--- DOCUMENT SOURCE ---
À la découverte de Um Nyobé

A la découverte de Ruben Um Nyobé
(18/12/2005)
Né en 1913 près de Boumyebel, Ruben Um Nyobé est sans aucun l'un des plus grands leaders de la cause indépendantiste et de la luttre contre l'oppression au Cameroun...
Par Samuel Nelle
Ruben Um Nyobé (1913 - 1958)
Ruben Um Nyobé (1913 - 1958) Ruben Um Nyobe est né en 1913 à Song Peck près de Boumyebel dans l'arrondissement d'Eséka, de Nyobé Nsounga et de Ngo Um Nonos, des paysans Bassa, à 180 kilomètres de Douala.
Il a fait ses études primaires dans les écoles locales des missionnaires presbytériens (en 1920 il fréquente l'école presbytérienne de Makay où il est baptisé en 1921; en 1924 il quitte cette école pour l'école d'Ilanga près d'Eséka où il obtient son certificat d'études primaires en 1929) puis il intègre en 1931, l'Ecole normale de Foulassi en pays bulu, tenue également les presbytériens.
Il est renvoyé de cette école, l'année où il doit obtenir son diplôme de fin d'études, accusé d'être toujours prompt à prendre la tête des mouvements de revendication et de protestation. Il obtient néanmoins son diplôme de fin d'études, en temps que candidat libre.
Il enseigne pendant quelques années dans les écoles presbytériennes. En 1935, il est admis au concours des commis des services civils et financiers. Il poursuit ses études en travaillant et obtient par correspondance sa première partie du baccalauréat en 1939. Il est affecté au greffe du tribunal d'Edéa. Dans l'exercice de son métier, il se passionne pour le droit. Ce faisant, il découvre l'injustice à laquelle sont soumis les camerounais, à travers le système de l'indigénat. En effet, la loi distingue les indigènes (camerounais) considérés comme des sujets, des français considérés comme des citoyens. La loi ne laisse aucune possibilité d'expression pour la lutte politique ou pour la défense des droits des travailleurs aux indigènes.
La participation de nombreux indigènes à la luttre de libération de la France après 1940 contre les allemands va permettre à la France libre du général de Gaule d'alléger quelque peu les rigueurs des lois sur l'indigénat. En 1944, sous la pression des évènements, la France reconnaît aux travailleurs camerounais le droit de syndiquer.
En 1945, grâce à l'appui de la Confédération Générale des Travailleurs (CGT), syndicat français proche du parti communiste, Um Nyobé participe à la création de l'Union des Syndicats Confédérés du Cameroun (USCC) dont il devient le sécrétaire général adjoint.
Um Nyobé va alors consacrer son énergie à créer une multitude de syndicats qu'il réussit à fédérer en unions syndicales régionales puissantes. L'USCC met ensuite en place, le Cercle d'Etudes Sociales et Syndicales, sorte d'école de formation au syndicalisme, où des spécialistes analysent et étudient le système d'exploitation économique et politique du régime colonial.Um Nyobé est très assidu aux conférences données par les syndicalistes de la CGT.
Dans le Cercle, on développe l'idée selon laquelle le système d'exploitation des travaileurs s'appuie sur le statut colonial du Cameroun et que l'amélioration du sort des travailleurs passe nécessairement par l'émancipation politique du Cameroun.
---
◆ CONSIGNES
**1.** Selon le texte sur Ruben Um Nyobé, en quelle année a-t-il obtenu par correspondance la première partie du baccalauréat ?
**2.** Poursuivez le texte sur Ruben Um Nyobé après sa dernière phrase.
Les lignes qui suivent ne sont pas nécessaires.
--- CONTENU DES DONNÉES ---
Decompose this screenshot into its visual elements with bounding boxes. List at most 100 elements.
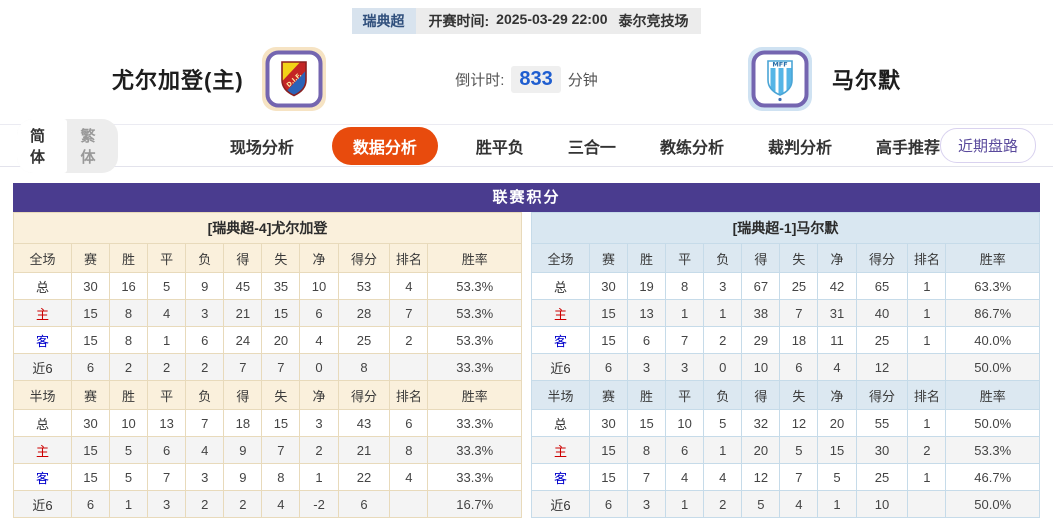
---
◆ RÉPONSES
**1.** En 1939.

**2.**
Um Nyobé pense que l'indépendance seule peut permettre l'amélioration du sort des travailleurs et des masses laborieuses. L'indépendance du Camerouna devient alors pour lui, un objectif stratégique. En 1946, la France autorise les activités politiques au Cameroun. Le 10 Avril 1948, Um Nyobé avec d'autres patriotes créent l'Union des Populations du Cameroun (U.P.C).
Pour faciliter la reconnaissance du parti, ses fondateurs syndicalistes parmi lesquels se trouve Um Nyobé décident d'un commun accord de ne pas figurer leurs noms sur la liste officielle des membres fondateurs. Les syndicalistes en question n'apparaîtront au devant la scène qu'une fois le parti reconnu. Après plusieurs hésitations des autorités coloniales, le partie est reconnu le 9 Juin 1948. Aussitôt, Um Nyobé se dévoile et apparaît le 17 Juin à Abidjan comme le représentant officiel de l'UPC au Congrès du Rassemblement Démocratique Africain. En réalité, ce n'est qu'en 1950 qu'il devient officiellement Sécrétaire général du parti à l'issue du premier congrès. A ce titre, il est le principal animateur du parti.
A partir de cette date, Um va se consacrer exclusivement à la politique et abandonner son poste de sécrétaire de l'USCC à son ami Jacques Ngom.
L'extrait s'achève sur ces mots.